Find every line with "Bertia" in it, then report how many there are and nothing more.
[start of Data shown]
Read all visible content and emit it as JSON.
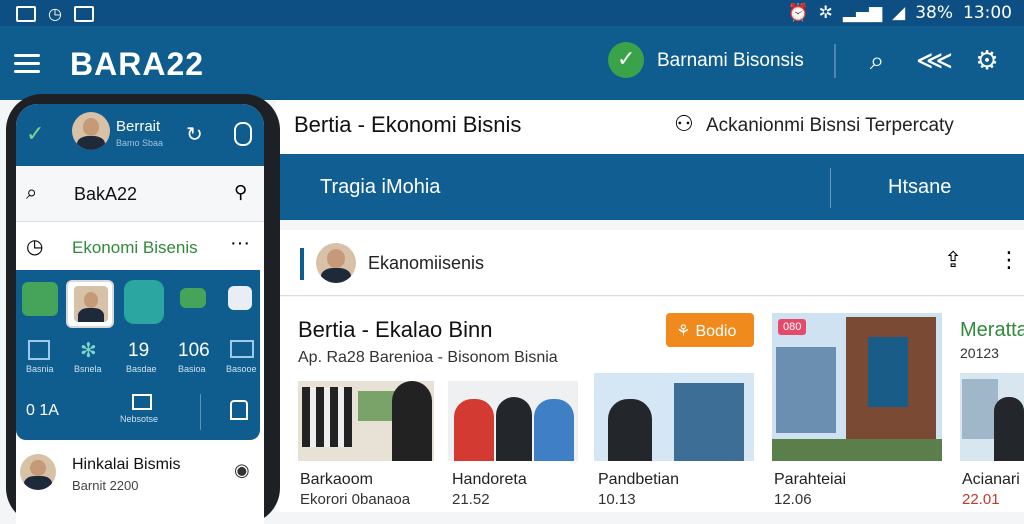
{
  "status_bar": {
    "battery": "38%",
    "time": "13:00"
  },
  "app_bar": {
    "title": "BARA22",
    "brand": "Barnami Bisonsis"
  },
  "sub_header": {
    "title": "Bertia - Ekonomi Bisnis",
    "account_text": "Ackanionmi Bisnsi Terpercaty"
  },
  "tabs": [
    {
      "label": "Tragia iMohia"
    },
    {
      "label": "Htsane"
    }
  ],
  "category_card": {
    "label": "Ekanomiisenis"
  },
  "article": {
    "headline": "Bertia - Ekalao Binn",
    "subline": "Ap. Ra28 Barenioa - Bisonom Bisnia",
    "button_label": "Bodio",
    "side_title": "Meratta",
    "side_date": "20123",
    "cards": [
      {
        "title": "Barkaoom",
        "meta": "Ekorori 0banaoa"
      },
      {
        "title": "Handoreta",
        "meta": "21.52"
      },
      {
        "title": "Pandbetian",
        "meta": "10.13"
      },
      {
        "title": "Parahteiai",
        "meta": "12.06"
      },
      {
        "title": "Acianari",
        "meta": "22.01"
      }
    ],
    "badge": "080"
  },
  "phone": {
    "header_name": "Berrait",
    "header_sub": "Bamo Sbaa",
    "search_text": "BakA22",
    "section_label": "Ekonomi Bisenis",
    "grid_numbers": [
      "19",
      "106",
      "0 1A"
    ],
    "grid_labels": [
      "Basnia",
      "Bsnela",
      "Basdae",
      "Basioa",
      "Basooe",
      "Nebsotse"
    ],
    "item_title": "Hinkalai Bismis",
    "item_sub": "Barnit 2200"
  },
  "colors": {
    "primary": "#0f5c8f",
    "accent": "#f08a1c",
    "green": "#3aa34a"
  }
}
[end of Data shown]
Reply to the exercise –
2